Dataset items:
** begin **

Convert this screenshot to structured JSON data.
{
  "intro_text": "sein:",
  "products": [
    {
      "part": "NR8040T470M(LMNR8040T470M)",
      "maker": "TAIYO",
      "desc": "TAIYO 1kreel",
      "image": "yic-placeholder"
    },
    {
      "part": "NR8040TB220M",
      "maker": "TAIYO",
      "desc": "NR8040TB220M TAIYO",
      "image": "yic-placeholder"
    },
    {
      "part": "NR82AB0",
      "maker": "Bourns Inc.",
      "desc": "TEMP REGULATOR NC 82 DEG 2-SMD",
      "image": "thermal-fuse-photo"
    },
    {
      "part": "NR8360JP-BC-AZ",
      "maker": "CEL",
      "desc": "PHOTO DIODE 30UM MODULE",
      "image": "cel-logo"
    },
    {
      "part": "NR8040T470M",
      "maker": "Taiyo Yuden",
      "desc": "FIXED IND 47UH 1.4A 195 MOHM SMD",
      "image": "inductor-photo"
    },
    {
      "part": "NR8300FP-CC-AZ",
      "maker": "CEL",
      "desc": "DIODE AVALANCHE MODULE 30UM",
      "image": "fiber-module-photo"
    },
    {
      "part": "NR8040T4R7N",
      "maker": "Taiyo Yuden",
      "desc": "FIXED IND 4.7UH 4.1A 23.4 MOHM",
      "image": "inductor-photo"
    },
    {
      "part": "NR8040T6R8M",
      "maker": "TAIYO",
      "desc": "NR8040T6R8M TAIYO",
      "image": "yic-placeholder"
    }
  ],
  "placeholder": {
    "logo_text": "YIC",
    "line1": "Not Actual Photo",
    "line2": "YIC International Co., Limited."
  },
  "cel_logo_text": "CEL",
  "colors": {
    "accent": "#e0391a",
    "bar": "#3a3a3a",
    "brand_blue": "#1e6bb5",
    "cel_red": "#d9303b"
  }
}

** end **

Required task ::
Print out every entry, keeping each one exact.

Result ::
Convert this screenshot to structured JSON data.
{
  "intro_text": "sein:",
  "products": [
    {
      "part": "NR8040T470M(LMNR8040T470M)",
      "maker": "TAIYO",
      "desc": "TAIYO 1kreel",
      "image": "yic-placeholder"
    },
    {
      "part": "NR8040TB220M",
      "maker": "TAIYO",
      "desc": "NR8040TB220M TAIYO",
      "image": "yic-placeholder"
    },
    {
      "part": "NR82AB0",
      "maker": "Bourns Inc.",
      "desc": "TEMP REGULATOR NC 82 DEG 2-SMD",
      "image": "thermal-fuse-photo"
    },
    {
      "part": "NR8360JP-BC-AZ",
      "maker": "CEL",
      "desc": "PHOTO DIODE 30UM MODULE",
      "image": "cel-logo"
    },
    {
      "part": "NR8040T470M",
      "maker": "Taiyo Yuden",
      "desc": "FIXED IND 47UH 1.4A 195 MOHM SMD",
      "image": "inductor-photo"
    },
    {
      "part": "NR8300FP-CC-AZ",
      "maker": "CEL",
      "desc": "DIODE AVALANCHE MODULE 30UM",
      "image": "fiber-module-photo"
    },
    {
      "part": "NR8040T4R7N",
      "maker": "Taiyo Yuden",
      "desc": "FIXED IND 4.7UH 4.1A 23.4 MOHM",
      "image": "inductor-photo"
    },
    {
      "part": "NR8040T6R8M",
      "maker": "TAIYO",
      "desc": "NR8040T6R8M TAIYO",
      "image": "yic-placeholder"
    }
  ],
  "placeholder": {
    "logo_text": "YIC",
    "line1": "Not Actual Photo",
    "line2": "YIC International Co., Limited."
  },
  "cel_logo_text": "CEL",
  "colors": {
    "accent": "#e0391a",
    "bar": "#3a3a3a",
    "brand_blue": "#1e6bb5",
    "cel_red": "#d9303b"
  }
}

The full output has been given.